• _SOURCE MATERIAL_
========

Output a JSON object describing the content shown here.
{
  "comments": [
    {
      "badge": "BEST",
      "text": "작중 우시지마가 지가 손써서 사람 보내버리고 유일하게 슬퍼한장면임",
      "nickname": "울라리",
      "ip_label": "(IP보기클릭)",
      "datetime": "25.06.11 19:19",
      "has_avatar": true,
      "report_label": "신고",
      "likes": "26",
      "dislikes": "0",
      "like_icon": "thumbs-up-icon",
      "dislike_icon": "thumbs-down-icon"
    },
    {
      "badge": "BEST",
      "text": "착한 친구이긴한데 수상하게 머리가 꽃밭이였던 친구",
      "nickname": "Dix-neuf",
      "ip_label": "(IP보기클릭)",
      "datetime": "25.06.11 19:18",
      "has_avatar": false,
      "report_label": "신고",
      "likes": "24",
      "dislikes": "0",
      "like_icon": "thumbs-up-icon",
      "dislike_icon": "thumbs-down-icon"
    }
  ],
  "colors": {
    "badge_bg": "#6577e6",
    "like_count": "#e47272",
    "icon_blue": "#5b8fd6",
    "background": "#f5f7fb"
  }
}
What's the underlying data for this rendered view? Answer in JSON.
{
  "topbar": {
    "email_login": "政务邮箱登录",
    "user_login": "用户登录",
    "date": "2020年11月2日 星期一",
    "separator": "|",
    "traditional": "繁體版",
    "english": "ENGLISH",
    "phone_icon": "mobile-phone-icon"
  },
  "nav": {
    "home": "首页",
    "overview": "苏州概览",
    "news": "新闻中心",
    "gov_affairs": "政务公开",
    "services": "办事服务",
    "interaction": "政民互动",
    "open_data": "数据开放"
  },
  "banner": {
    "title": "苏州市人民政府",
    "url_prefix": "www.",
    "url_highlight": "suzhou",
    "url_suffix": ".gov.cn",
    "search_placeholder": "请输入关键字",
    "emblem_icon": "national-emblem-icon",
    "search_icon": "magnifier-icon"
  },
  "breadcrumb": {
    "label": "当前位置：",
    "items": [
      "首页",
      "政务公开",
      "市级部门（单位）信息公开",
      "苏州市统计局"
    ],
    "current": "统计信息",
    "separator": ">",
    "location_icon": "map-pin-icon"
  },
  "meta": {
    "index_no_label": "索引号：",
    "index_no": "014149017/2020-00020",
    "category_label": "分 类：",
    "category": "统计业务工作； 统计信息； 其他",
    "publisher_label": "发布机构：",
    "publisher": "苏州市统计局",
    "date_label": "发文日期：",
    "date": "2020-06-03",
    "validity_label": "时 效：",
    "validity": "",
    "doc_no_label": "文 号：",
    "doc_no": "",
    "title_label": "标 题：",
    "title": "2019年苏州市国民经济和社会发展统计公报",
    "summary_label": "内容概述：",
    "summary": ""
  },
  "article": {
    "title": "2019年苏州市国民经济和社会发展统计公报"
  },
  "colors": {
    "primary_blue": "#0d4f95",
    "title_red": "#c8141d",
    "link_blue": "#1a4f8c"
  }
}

========

• _EXERCISE OBJECTIVE_
Give back exactly the lines from the one containing "What's the underlying" to the end of the material, both ends included.

• _ANSWER TO THIS EXERCISE_
What's the underlying data for this rendered view? Answer in JSON.
{
  "topbar": {
    "email_login": "政务邮箱登录",
    "user_login": "用户登录",
    "date": "2020年11月2日 星期一",
    "separator": "|",
    "traditional": "繁體版",
    "english": "ENGLISH",
    "phone_icon": "mobile-phone-icon"
  },
  "nav": {
    "home": "首页",
    "overview": "苏州概览",
    "news": "新闻中心",
    "gov_affairs": "政务公开",
    "services": "办事服务",
    "interaction": "政民互动",
    "open_data": "数据开放"
  },
  "banner": {
    "title": "苏州市人民政府",
    "url_prefix": "www.",
    "url_highlight": "suzhou",
    "url_suffix": ".gov.cn",
    "search_placeholder": "请输入关键字",
    "emblem_icon": "national-emblem-icon",
    "search_icon": "magnifier-icon"
  },
  "breadcrumb": {
    "label": "当前位置：",
    "items": [
      "首页",
      "政务公开",
      "市级部门（单位）信息公开",
      "苏州市统计局"
    ],
    "current": "统计信息",
    "separator": ">",
    "location_icon": "map-pin-icon"
  },
  "meta": {
    "index_no_label": "索引号：",
    "index_no": "014149017/2020-00020",
    "category_label": "分 类：",
    "category": "统计业务工作； 统计信息； 其他",
    "publisher_label": "发布机构：",
    "publisher": "苏州市统计局",
    "date_label": "发文日期：",
    "date": "2020-06-03",
    "validity_label": "时 效：",
    "validity": "",
    "doc_no_label": "文 号：",
    "doc_no": "",
    "title_label": "标 题：",
    "title": "2019年苏州市国民经济和社会发展统计公报",
    "summary_label": "内容概述：",
    "summary": ""
  },
  "article": {
    "title": "2019年苏州市国民经济和社会发展统计公报"
  },
  "colors": {
    "primary_blue": "#0d4f95",
    "title_red": "#c8141d",
    "link_blue": "#1a4f8c"
  }
}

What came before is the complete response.